→ YOUR OBJECTIVE:
Check each line below for the word "JSON" and give the number of lines that have it, nothing more.

***** DATA LINES *****

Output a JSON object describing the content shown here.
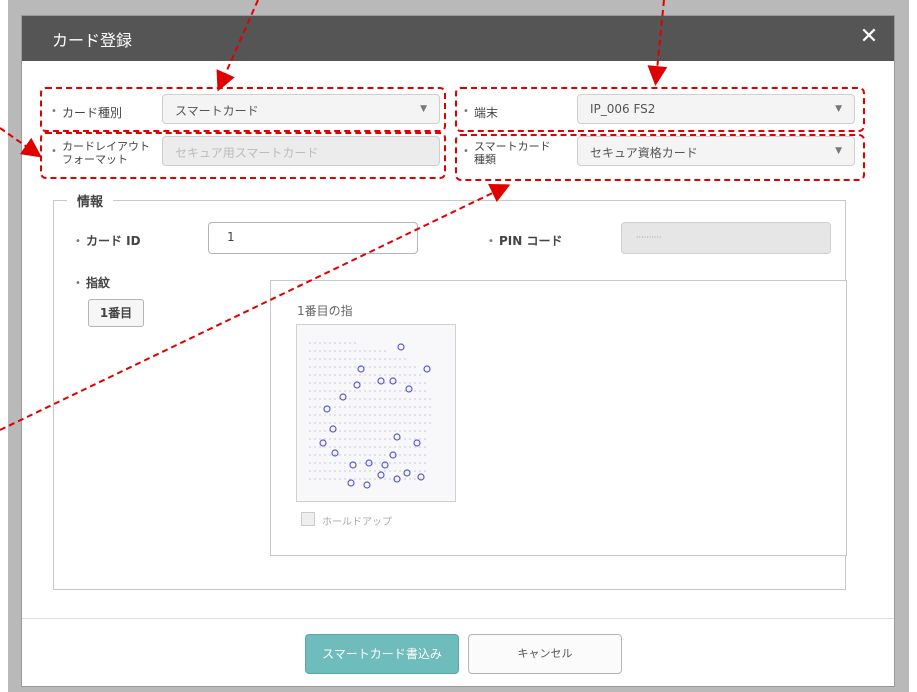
{
  "dialog": {
    "title": "カード登録",
    "close_symbol": "✕"
  },
  "fields": {
    "card_type": {
      "label": "カード種別",
      "value": "スマートカード"
    },
    "terminal": {
      "label": "端末",
      "value": "IP_006 FS2"
    },
    "layout_format": {
      "label_line1": "カードレイアウト",
      "label_line2": "フォーマット",
      "value": "セキュア用スマートカード"
    },
    "smartcard_type": {
      "label_line1": "スマートカード",
      "label_line2": "種類",
      "value": "セキュア資格カード"
    }
  },
  "info": {
    "group_title": "情報",
    "card_id_label": "カード ID",
    "card_id_value": "1",
    "pin_label": "PIN コード",
    "pin_value": "··········",
    "fingerprint_label": "指紋",
    "finger_button": "1番目",
    "panel_title": "1番目の指",
    "holdup_label": "ホールドアップ"
  },
  "buttons": {
    "write": "スマートカード書込み",
    "cancel": "キャンセル"
  },
  "colors": {
    "titlebar": "#555555",
    "highlight": "#e00000",
    "primary": "#6fbcbc"
  }
}
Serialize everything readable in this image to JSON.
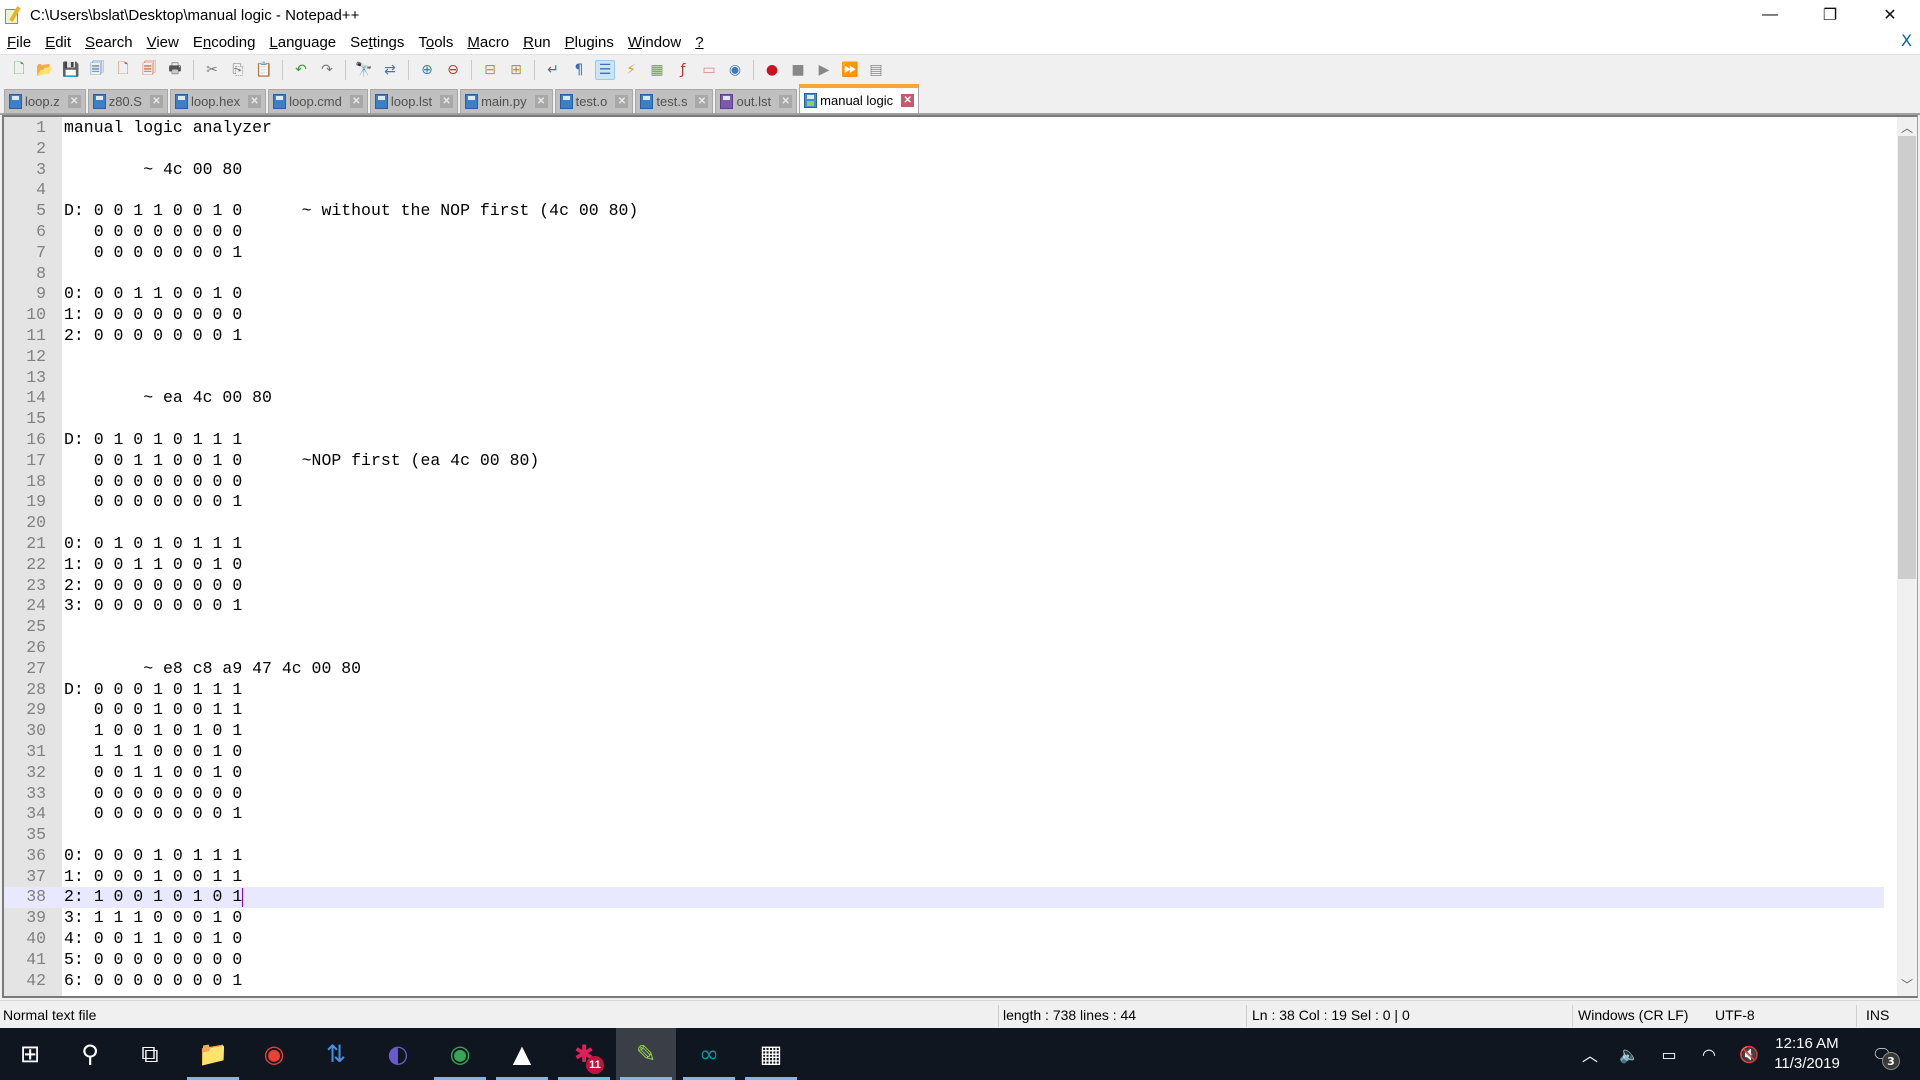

*****

→ WRITTEN SOLUTION:
2